◆ **To be done**: Leave out any pictures and transcribe all other data below exactly.

Source data
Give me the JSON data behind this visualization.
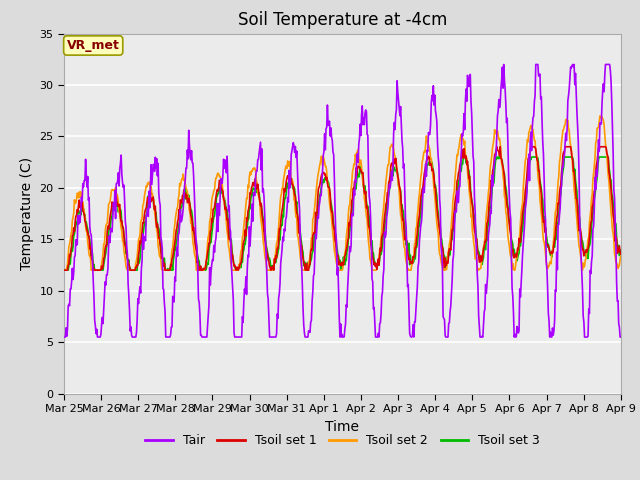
{
  "title": "Soil Temperature at -4cm",
  "xlabel": "Time",
  "ylabel": "Temperature (C)",
  "ylim": [
    0,
    35
  ],
  "yticks": [
    0,
    5,
    10,
    15,
    20,
    25,
    30,
    35
  ],
  "date_labels": [
    "Mar 25",
    "Mar 26",
    "Mar 27",
    "Mar 28",
    "Mar 29",
    "Mar 30",
    "Mar 31",
    "Apr 1",
    "Apr 2",
    "Apr 3",
    "Apr 4",
    "Apr 5",
    "Apr 6",
    "Apr 7",
    "Apr 8",
    "Apr 9"
  ],
  "annotation_text": "VR_met",
  "annotation_bg": "#FFFFBB",
  "annotation_border": "#999900",
  "annotation_text_color": "#880000",
  "tair_color": "#AA00FF",
  "tsoil1_color": "#DD0000",
  "tsoil2_color": "#FF9900",
  "tsoil3_color": "#00BB00",
  "legend_labels": [
    "Tair",
    "Tsoil set 1",
    "Tsoil set 2",
    "Tsoil set 3"
  ],
  "background_color": "#DCDCDC",
  "plot_bg": "#EBEBEB",
  "grid_color": "#FFFFFF",
  "title_fontsize": 12,
  "axis_fontsize": 10,
  "tick_fontsize": 8,
  "legend_fontsize": 9,
  "line_width": 1.2,
  "n_points": 800
}
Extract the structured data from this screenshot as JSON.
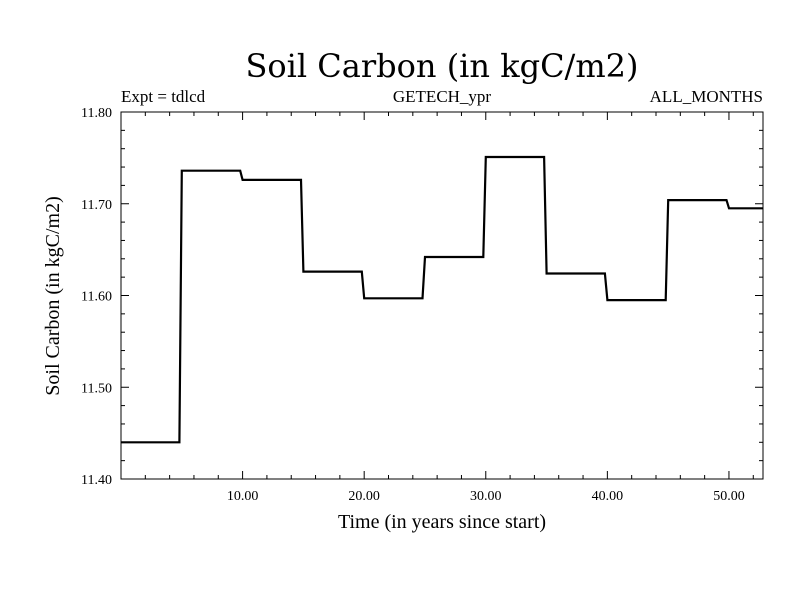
{
  "chart_data": {
    "type": "line",
    "title": "Soil Carbon (in kgC/m2)",
    "subtitle_left": "Expt = tdlcd",
    "subtitle_center": "GETECH_ypr",
    "subtitle_right": "ALL_MONTHS",
    "xlabel": "Time (in years since start)",
    "ylabel": "Soil Carbon (in kgC/m2)",
    "xlim": [
      0,
      52.8
    ],
    "ylim": [
      11.4,
      11.8
    ],
    "xticks": [
      10,
      20,
      30,
      40,
      50
    ],
    "xtick_labels": [
      "10.00",
      "20.00",
      "30.00",
      "40.00",
      "50.00"
    ],
    "yticks": [
      11.4,
      11.5,
      11.6,
      11.7,
      11.8
    ],
    "ytick_labels": [
      "11.40",
      "11.50",
      "11.60",
      "11.70",
      "11.80"
    ],
    "series": [
      {
        "name": "Soil Carbon",
        "x": [
          0,
          4.8,
          5.0,
          9.8,
          10.0,
          14.8,
          15.0,
          19.8,
          20.0,
          24.8,
          25.0,
          29.8,
          30.0,
          34.8,
          35.0,
          39.8,
          40.0,
          44.8,
          45.0,
          49.8,
          50.0,
          52.8
        ],
        "y": [
          11.44,
          11.44,
          11.736,
          11.736,
          11.726,
          11.726,
          11.626,
          11.626,
          11.597,
          11.597,
          11.642,
          11.642,
          11.751,
          11.751,
          11.624,
          11.624,
          11.595,
          11.595,
          11.704,
          11.704,
          11.695,
          11.695
        ]
      }
    ]
  }
}
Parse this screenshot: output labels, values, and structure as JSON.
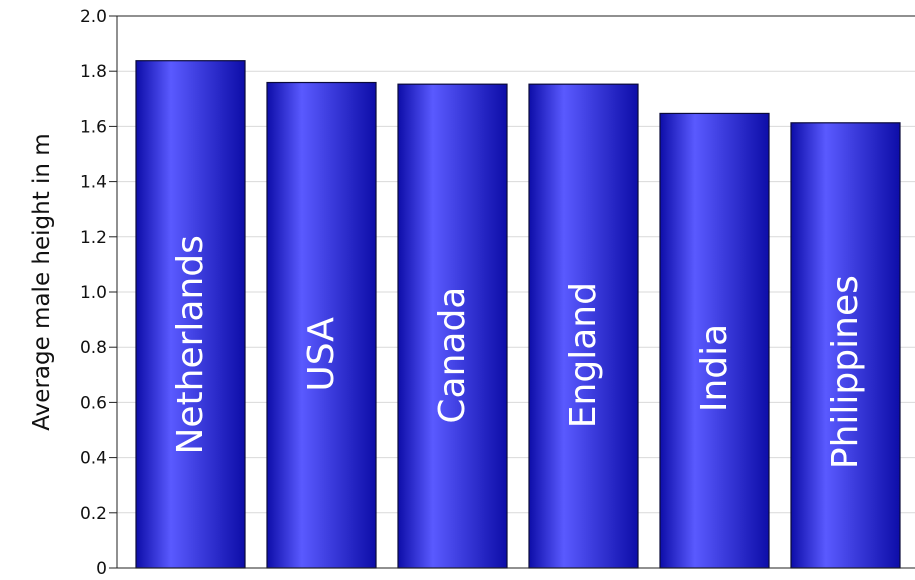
{
  "chart_data": {
    "type": "bar",
    "categories": [
      "Netherlands",
      "USA",
      "Canada",
      "England",
      "India",
      "Philippines"
    ],
    "values": [
      1.838,
      1.759,
      1.753,
      1.753,
      1.647,
      1.613
    ],
    "title": "",
    "xlabel": "",
    "ylabel": "Average male height in m",
    "ylim": [
      0,
      2.0
    ],
    "yticks": [
      "0",
      "0.2",
      "0.4",
      "0.6",
      "0.8",
      "1.0",
      "1.2",
      "1.4",
      "1.6",
      "1.8",
      "2.0"
    ],
    "grid": true,
    "bar_color": "#2a2aee",
    "bar_highlight": "#5a5aff",
    "bar_shadow": "#0d0da8",
    "label_placement": "inside-bar-vertical"
  }
}
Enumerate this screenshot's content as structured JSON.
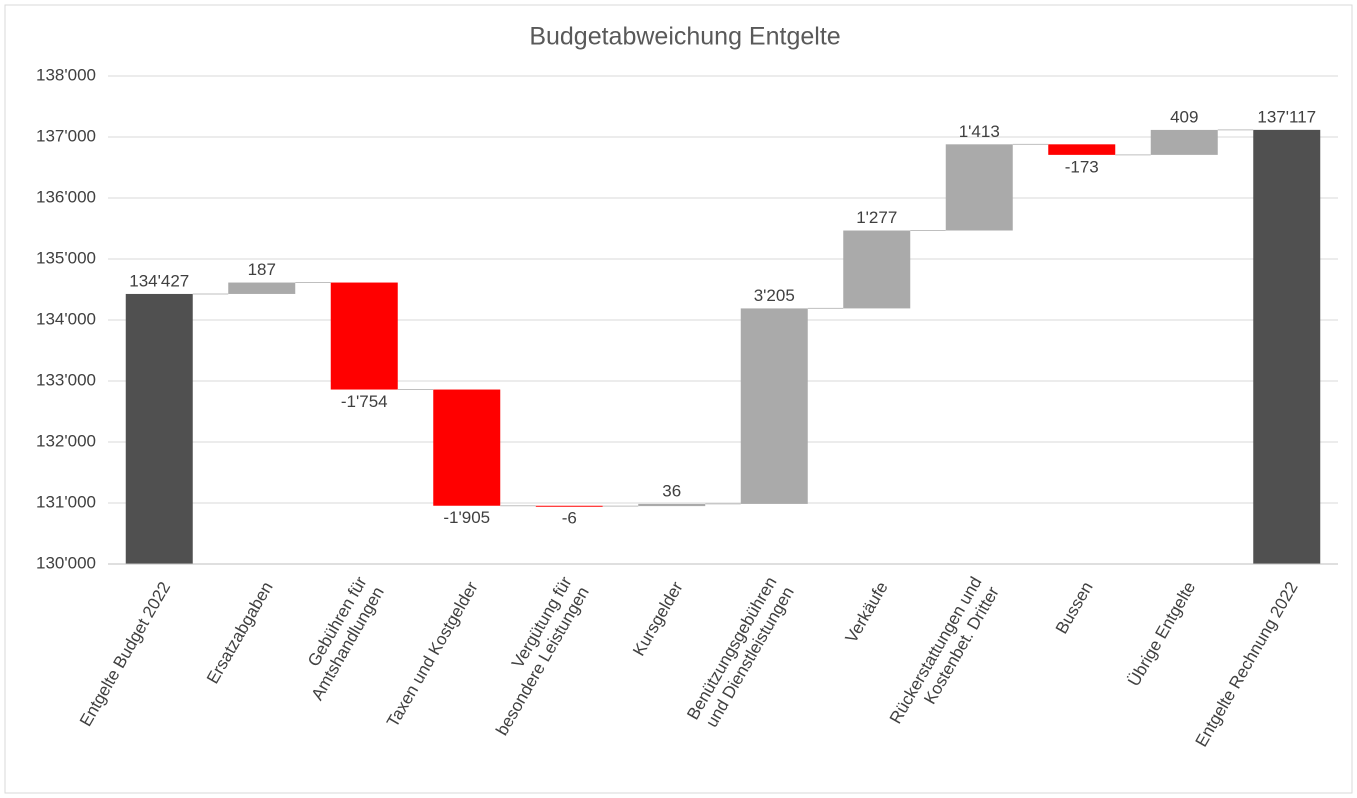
{
  "chart_data": {
    "type": "waterfall",
    "title": "Budgetabweichung Entgelte",
    "categories": [
      "Entgelte Budget 2022",
      "Ersatzabgaben",
      "Gebühren für\nAmtshandlungen",
      "Taxen und Kostgelder",
      "Vergütung für\nbesondere Leistungen",
      "Kursgelder",
      "Benützungsgebühren\nund Dienstleistungen",
      "Verkäufe",
      "Rückerstattungen und\nKostenbet. Dritter",
      "Bussen",
      "Übrige Entgelte",
      "Entgelte Rechnung 2022"
    ],
    "values": [
      134427,
      187,
      -1754,
      -1905,
      -6,
      36,
      3205,
      1277,
      1413,
      -173,
      409,
      137117
    ],
    "value_labels": [
      "134'427",
      "187",
      "-1'754",
      "-1'905",
      "-6",
      "36",
      "3'205",
      "1'277",
      "1'413",
      "-173",
      "409",
      "137'117"
    ],
    "total_indices": [
      0,
      11
    ],
    "colors": {
      "total": "#505050",
      "increase": "#aaaaaa",
      "decrease": "#ff0000"
    },
    "ylim": [
      130000,
      138000
    ],
    "yticks": [
      {
        "value": 130000,
        "label": "130'000"
      },
      {
        "value": 131000,
        "label": "131'000"
      },
      {
        "value": 132000,
        "label": "132'000"
      },
      {
        "value": 133000,
        "label": "133'000"
      },
      {
        "value": 134000,
        "label": "134'000"
      },
      {
        "value": 135000,
        "label": "135'000"
      },
      {
        "value": 136000,
        "label": "136'000"
      },
      {
        "value": 137000,
        "label": "137'000"
      },
      {
        "value": 138000,
        "label": "138'000"
      }
    ],
    "grid": true
  }
}
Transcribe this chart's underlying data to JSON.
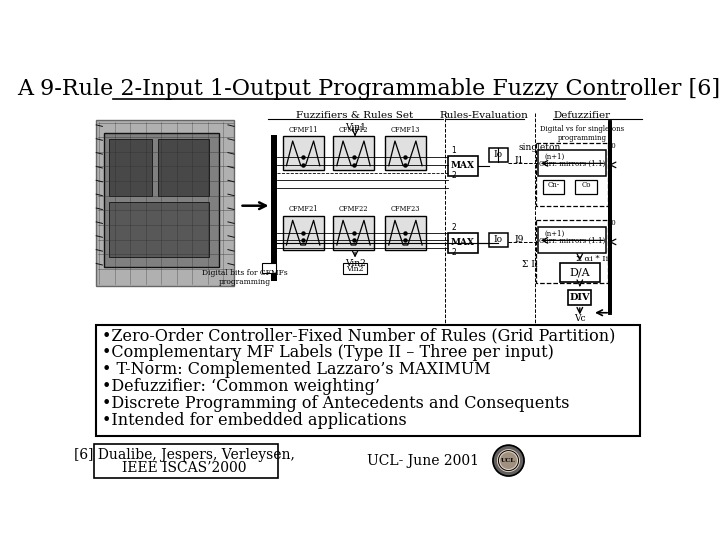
{
  "title": "A 9-Rule 2-Input 1-Output Programmable Fuzzy Controller [6]",
  "title_fontsize": 16,
  "background_color": "#ffffff",
  "bullet_points": [
    "•Zero-Order Controller-Fixed Number of Rules (Grid Partition)",
    "•Complementary MF Labels (Type II – Three per input)",
    "• T-Norm: Complemented Lazzaro’s MAXIMUM",
    "•Defuzzifier: ‘Common weighting’",
    "•Discrete Programming of Antecedents and Consequents",
    "•Intended for embedded applications"
  ],
  "bullet_fontsize": 11.5,
  "ref_left_line1": "[6] Dualibe, Jespers, Verleysen,",
  "ref_left_line2": "IEEE ISCAS’2000",
  "ref_right": "UCL- June 2001",
  "ref_fontsize": 10,
  "text_color": "#000000"
}
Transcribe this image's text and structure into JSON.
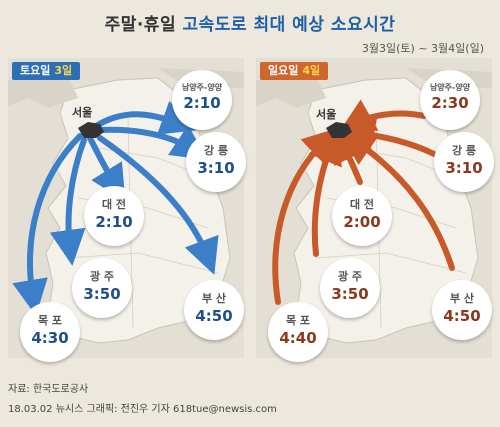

◆ **Response to the exercise**:
Give me the JSON data behind this visualization.
{
  "title": "Soil Temperature at -4cm",
  "xlabel": "Time",
  "ylabel": "Temperature (C)",
  "ylim": [
    0,
    35
  ],
  "yticks": [
    0,
    5,
    10,
    15,
    20,
    25,
    30,
    35
  ],
  "date_labels": [
    "Mar 25",
    "Mar 26",
    "Mar 27",
    "Mar 28",
    "Mar 29",
    "Mar 30",
    "Mar 31",
    "Apr 1",
    "Apr 2",
    "Apr 3",
    "Apr 4",
    "Apr 5",
    "Apr 6",
    "Apr 7",
    "Apr 8",
    "Apr 9"
  ],
  "annotation_text": "VR_met",
  "annotation_bg": "#FFFFBB",
  "annotation_border": "#999900",
  "annotation_text_color": "#880000",
  "tair_color": "#AA00FF",
  "tsoil1_color": "#DD0000",
  "tsoil2_color": "#FF9900",
  "tsoil3_color": "#00BB00",
  "legend_labels": [
    "Tair",
    "Tsoil set 1",
    "Tsoil set 2",
    "Tsoil set 3"
  ],
  "background_color": "#DCDCDC",
  "plot_bg": "#EBEBEB",
  "grid_color": "#FFFFFF",
  "title_fontsize": 12,
  "axis_fontsize": 10,
  "tick_fontsize": 8,
  "legend_fontsize": 9,
  "line_width": 1.2,
  "n_points": 800
}
Extract the structured data from this screenshot as JSON.
{
  "chart_data": {
    "type": "line",
    "title": "Soil Carbon (in kgC/m2)",
    "subtitle_left": "Expt = tdlcd",
    "subtitle_center": "GETECH_ypr",
    "subtitle_right": "ALL_MONTHS",
    "xlabel": "Time (in years since start)",
    "ylabel": "Soil Carbon (in kgC/m2)",
    "xlim": [
      0,
      52.8
    ],
    "ylim": [
      11.4,
      11.8
    ],
    "xticks": [
      10,
      20,
      30,
      40,
      50
    ],
    "xtick_labels": [
      "10.00",
      "20.00",
      "30.00",
      "40.00",
      "50.00"
    ],
    "yticks": [
      11.4,
      11.5,
      11.6,
      11.7,
      11.8
    ],
    "ytick_labels": [
      "11.40",
      "11.50",
      "11.60",
      "11.70",
      "11.80"
    ],
    "series": [
      {
        "name": "Soil Carbon",
        "x": [
          0,
          4.8,
          5.0,
          9.8,
          10.0,
          14.8,
          15.0,
          19.8,
          20.0,
          24.8,
          25.0,
          29.8,
          30.0,
          34.8,
          35.0,
          39.8,
          40.0,
          44.8,
          45.0,
          49.8,
          50.0,
          52.8
        ],
        "y": [
          11.44,
          11.44,
          11.736,
          11.736,
          11.726,
          11.726,
          11.626,
          11.626,
          11.597,
          11.597,
          11.642,
          11.642,
          11.751,
          11.751,
          11.624,
          11.624,
          11.595,
          11.595,
          11.704,
          11.704,
          11.695,
          11.695
        ]
      }
    ]
  }
}
Parse this screenshot: output labels, values, and structure as JSON.
{
  "chart_data": {
    "type": "bar",
    "categories": [
      "Netherlands",
      "USA",
      "Canada",
      "England",
      "India",
      "Philippines"
    ],
    "values": [
      1.838,
      1.759,
      1.753,
      1.753,
      1.647,
      1.613
    ],
    "title": "",
    "xlabel": "",
    "ylabel": "Average male height in m",
    "ylim": [
      0,
      2.0
    ],
    "yticks": [
      "0",
      "0.2",
      "0.4",
      "0.6",
      "0.8",
      "1.0",
      "1.2",
      "1.4",
      "1.6",
      "1.8",
      "2.0"
    ],
    "grid": true,
    "bar_color": "#2a2aee",
    "bar_highlight": "#5a5aff",
    "bar_shadow": "#0d0da8",
    "label_placement": "inside-bar-vertical"
  }
}
Enumerate this screenshot's content as structured JSON.
{
  "chart_data": {
    "type": "waterfall",
    "title": "Budgetabweichung Entgelte",
    "categories": [
      "Entgelte Budget 2022",
      "Ersatzabgaben",
      "Gebühren für\nAmtshandlungen",
      "Taxen und Kostgelder",
      "Vergütung für\nbesondere Leistungen",
      "Kursgelder",
      "Benützungsgebühren\nund Dienstleistungen",
      "Verkäufe",
      "Rückerstattungen und\nKostenbet. Dritter",
      "Bussen",
      "Übrige Entgelte",
      "Entgelte Rechnung 2022"
    ],
    "values": [
      134427,
      187,
      -1754,
      -1905,
      -6,
      36,
      3205,
      1277,
      1413,
      -173,
      409,
      137117
    ],
    "value_labels": [
      "134'427",
      "187",
      "-1'754",
      "-1'905",
      "-6",
      "36",
      "3'205",
      "1'277",
      "1'413",
      "-173",
      "409",
      "137'117"
    ],
    "total_indices": [
      0,
      11
    ],
    "colors": {
      "total": "#505050",
      "increase": "#aaaaaa",
      "decrease": "#ff0000"
    },
    "ylim": [
      130000,
      138000
    ],
    "yticks": [
      {
        "value": 130000,
        "label": "130'000"
      },
      {
        "value": 131000,
        "label": "131'000"
      },
      {
        "value": 132000,
        "label": "132'000"
      },
      {
        "value": 133000,
        "label": "133'000"
      },
      {
        "value": 134000,
        "label": "134'000"
      },
      {
        "value": 135000,
        "label": "135'000"
      },
      {
        "value": 136000,
        "label": "136'000"
      },
      {
        "value": 137000,
        "label": "137'000"
      },
      {
        "value": 138000,
        "label": "138'000"
      }
    ],
    "grid": true
  }
}
Transcribe this chart's underlying data to JSON.
{
  "title": "A 9-Rule 2-Input 1-Output Programmable Fuzzy Controller [6]",
  "title_fontsize": 16,
  "background_color": "#ffffff",
  "bullet_points": [
    "•Zero-Order Controller-Fixed Number of Rules (Grid Partition)",
    "•Complementary MF Labels (Type II – Three per input)",
    "• T-Norm: Complemented Lazzaro’s MAXIMUM",
    "•Defuzzifier: ‘Common weighting’",
    "•Discrete Programming of Antecedents and Consequents",
    "•Intended for embedded applications"
  ],
  "bullet_fontsize": 11.5,
  "ref_left_line1": "[6] Dualibe, Jespers, Verleysen,",
  "ref_left_line2": "IEEE ISCAS’2000",
  "ref_right": "UCL- June 2001",
  "ref_fontsize": 10,
  "text_color": "#000000"
}
Transcribe this image's text and structure into JSON.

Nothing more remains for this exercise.